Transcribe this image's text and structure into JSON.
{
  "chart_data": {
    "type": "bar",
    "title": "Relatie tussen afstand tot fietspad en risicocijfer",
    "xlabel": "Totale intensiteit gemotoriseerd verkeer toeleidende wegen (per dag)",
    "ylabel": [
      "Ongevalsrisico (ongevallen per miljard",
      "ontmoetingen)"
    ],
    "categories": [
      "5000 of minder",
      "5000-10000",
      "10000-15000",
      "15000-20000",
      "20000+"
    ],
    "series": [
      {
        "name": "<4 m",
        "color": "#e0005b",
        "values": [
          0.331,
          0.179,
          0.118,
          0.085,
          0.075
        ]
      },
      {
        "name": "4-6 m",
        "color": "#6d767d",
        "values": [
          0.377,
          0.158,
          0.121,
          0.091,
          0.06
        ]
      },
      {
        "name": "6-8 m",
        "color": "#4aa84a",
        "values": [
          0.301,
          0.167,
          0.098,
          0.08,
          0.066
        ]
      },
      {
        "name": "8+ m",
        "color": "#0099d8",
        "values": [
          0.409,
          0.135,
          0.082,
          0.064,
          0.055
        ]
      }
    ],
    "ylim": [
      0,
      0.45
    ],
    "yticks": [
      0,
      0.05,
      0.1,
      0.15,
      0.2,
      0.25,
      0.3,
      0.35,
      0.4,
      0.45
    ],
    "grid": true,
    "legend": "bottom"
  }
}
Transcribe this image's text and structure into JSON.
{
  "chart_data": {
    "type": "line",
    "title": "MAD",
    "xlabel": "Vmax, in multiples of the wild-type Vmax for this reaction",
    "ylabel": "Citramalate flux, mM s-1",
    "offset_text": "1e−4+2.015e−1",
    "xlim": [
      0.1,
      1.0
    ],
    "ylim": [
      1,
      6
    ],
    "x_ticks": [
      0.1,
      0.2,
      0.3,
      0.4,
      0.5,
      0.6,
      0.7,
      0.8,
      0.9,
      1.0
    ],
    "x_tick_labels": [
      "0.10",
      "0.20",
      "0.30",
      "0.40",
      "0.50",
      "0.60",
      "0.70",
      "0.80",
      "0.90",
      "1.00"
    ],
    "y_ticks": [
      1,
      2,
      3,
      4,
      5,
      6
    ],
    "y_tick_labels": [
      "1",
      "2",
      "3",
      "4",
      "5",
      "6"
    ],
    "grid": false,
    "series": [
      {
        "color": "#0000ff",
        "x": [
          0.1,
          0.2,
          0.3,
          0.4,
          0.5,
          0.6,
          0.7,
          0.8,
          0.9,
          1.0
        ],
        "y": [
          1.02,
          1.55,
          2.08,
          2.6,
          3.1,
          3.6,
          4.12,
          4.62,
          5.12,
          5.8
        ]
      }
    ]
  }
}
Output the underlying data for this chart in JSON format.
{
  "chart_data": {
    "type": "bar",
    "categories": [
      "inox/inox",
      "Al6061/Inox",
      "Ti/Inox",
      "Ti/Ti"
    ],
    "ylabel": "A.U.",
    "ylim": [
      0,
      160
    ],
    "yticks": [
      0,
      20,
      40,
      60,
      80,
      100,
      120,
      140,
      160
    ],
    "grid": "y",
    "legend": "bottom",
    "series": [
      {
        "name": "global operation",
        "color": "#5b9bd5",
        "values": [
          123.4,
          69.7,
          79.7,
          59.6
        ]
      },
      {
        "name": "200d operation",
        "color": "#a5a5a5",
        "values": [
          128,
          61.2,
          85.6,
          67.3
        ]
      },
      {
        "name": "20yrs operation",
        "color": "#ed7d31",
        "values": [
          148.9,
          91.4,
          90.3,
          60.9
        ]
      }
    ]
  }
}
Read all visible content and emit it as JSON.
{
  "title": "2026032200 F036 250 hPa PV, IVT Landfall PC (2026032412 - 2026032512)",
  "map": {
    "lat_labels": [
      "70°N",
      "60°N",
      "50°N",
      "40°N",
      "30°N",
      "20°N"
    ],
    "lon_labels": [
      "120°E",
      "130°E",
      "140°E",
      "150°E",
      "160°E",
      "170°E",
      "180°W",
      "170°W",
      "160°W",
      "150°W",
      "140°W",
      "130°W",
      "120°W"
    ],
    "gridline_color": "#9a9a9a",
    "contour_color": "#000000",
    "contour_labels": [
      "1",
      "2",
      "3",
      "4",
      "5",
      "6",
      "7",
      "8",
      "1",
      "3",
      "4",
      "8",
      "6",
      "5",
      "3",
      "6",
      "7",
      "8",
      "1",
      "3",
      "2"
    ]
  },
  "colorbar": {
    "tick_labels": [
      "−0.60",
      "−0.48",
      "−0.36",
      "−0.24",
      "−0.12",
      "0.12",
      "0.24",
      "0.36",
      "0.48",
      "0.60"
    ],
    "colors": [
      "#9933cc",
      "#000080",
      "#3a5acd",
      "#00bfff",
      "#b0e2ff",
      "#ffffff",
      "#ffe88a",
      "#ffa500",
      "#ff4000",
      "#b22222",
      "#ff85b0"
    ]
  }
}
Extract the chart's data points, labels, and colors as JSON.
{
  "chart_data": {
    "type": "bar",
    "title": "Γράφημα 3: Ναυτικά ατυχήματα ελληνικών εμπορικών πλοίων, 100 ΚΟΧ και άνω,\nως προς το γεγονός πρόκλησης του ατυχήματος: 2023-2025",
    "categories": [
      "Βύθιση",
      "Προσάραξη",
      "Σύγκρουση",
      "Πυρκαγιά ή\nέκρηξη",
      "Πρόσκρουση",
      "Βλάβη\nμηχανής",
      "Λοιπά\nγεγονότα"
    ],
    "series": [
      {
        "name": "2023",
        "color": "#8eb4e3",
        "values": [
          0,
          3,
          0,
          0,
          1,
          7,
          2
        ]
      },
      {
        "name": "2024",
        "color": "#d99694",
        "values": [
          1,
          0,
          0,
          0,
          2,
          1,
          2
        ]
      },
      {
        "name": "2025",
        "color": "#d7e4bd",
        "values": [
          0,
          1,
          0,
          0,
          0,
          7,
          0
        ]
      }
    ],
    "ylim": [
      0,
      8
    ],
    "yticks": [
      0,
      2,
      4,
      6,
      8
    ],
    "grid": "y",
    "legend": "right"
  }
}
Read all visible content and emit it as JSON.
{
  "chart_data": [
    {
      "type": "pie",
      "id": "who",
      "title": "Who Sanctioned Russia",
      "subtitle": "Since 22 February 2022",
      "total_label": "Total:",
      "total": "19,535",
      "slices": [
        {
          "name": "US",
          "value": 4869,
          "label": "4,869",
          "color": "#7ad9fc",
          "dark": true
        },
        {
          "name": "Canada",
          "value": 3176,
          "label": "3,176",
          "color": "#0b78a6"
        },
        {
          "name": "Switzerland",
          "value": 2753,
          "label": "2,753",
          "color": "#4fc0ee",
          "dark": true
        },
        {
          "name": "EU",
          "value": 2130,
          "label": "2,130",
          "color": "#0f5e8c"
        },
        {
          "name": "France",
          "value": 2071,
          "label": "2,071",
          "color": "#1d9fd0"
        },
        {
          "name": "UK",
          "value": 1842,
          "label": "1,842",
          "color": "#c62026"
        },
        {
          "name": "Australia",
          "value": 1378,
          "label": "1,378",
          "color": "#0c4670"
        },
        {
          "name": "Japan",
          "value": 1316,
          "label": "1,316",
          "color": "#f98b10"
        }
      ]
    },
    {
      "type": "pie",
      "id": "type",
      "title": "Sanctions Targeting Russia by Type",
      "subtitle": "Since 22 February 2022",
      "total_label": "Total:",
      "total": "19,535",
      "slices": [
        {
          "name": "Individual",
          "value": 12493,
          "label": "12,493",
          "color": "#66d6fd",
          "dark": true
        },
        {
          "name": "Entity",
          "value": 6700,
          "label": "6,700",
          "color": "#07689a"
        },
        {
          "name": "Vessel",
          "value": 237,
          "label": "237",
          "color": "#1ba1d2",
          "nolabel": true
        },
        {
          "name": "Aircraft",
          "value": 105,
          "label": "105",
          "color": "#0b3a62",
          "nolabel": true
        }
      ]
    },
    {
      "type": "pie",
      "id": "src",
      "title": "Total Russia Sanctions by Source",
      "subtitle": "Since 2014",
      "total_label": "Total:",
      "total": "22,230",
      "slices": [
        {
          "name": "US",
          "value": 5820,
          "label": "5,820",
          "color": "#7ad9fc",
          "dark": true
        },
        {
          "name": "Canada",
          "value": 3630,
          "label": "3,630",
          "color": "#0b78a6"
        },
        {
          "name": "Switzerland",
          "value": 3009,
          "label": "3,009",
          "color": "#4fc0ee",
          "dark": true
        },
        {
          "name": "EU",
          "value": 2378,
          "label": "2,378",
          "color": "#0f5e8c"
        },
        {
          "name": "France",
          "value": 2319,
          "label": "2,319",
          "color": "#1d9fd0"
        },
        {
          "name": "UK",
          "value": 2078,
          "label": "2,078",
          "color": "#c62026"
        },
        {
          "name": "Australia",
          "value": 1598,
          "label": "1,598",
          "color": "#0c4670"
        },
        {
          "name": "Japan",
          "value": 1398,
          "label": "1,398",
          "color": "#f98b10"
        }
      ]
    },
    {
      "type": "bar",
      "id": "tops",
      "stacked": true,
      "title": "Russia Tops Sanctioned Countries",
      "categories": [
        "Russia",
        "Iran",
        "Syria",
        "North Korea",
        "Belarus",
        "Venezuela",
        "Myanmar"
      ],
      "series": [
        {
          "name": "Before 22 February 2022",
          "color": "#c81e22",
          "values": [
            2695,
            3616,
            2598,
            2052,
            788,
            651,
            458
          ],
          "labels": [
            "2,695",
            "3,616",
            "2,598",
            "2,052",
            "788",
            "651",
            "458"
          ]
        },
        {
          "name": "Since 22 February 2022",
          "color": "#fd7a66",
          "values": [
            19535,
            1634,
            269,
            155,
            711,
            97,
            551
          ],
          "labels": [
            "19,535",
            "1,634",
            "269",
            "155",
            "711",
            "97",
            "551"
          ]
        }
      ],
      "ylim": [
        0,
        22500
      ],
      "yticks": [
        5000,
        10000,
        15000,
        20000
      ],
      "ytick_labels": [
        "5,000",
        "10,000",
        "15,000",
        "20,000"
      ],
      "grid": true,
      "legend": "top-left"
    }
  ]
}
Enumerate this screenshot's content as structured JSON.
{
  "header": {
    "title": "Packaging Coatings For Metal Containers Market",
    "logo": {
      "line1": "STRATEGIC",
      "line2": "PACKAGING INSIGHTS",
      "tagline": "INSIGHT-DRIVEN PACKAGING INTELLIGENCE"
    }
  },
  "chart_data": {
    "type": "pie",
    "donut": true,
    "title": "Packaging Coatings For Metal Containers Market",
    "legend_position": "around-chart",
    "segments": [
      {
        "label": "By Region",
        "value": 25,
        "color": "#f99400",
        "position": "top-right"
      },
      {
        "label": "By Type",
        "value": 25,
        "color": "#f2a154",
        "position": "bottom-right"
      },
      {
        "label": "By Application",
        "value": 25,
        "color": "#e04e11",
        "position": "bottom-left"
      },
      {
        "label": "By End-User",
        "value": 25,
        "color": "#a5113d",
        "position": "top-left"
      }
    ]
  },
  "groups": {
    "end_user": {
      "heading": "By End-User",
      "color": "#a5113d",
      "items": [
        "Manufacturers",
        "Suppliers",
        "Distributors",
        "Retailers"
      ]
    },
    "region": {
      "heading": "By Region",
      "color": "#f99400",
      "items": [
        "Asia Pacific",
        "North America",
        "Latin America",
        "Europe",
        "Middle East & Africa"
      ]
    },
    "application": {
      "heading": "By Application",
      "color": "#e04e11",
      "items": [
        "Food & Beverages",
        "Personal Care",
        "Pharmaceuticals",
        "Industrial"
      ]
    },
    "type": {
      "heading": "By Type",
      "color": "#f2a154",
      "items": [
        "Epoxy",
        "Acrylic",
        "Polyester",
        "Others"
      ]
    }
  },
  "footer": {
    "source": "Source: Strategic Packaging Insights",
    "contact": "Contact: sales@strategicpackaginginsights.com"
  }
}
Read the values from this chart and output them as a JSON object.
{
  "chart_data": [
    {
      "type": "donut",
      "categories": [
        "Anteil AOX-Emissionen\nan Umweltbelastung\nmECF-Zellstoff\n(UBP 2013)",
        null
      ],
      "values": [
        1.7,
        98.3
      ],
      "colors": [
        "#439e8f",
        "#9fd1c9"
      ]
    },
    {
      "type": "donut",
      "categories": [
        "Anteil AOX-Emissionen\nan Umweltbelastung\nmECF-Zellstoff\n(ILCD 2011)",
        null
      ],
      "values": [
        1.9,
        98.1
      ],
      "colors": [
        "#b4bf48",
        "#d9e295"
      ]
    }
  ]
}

----

◆ **What the task asks**
Go through the preceding material and copy each line that has the word "left".

◆ **Output**
      "legend": "top-left"
        "position": "bottom-left"
        "position": "top-left"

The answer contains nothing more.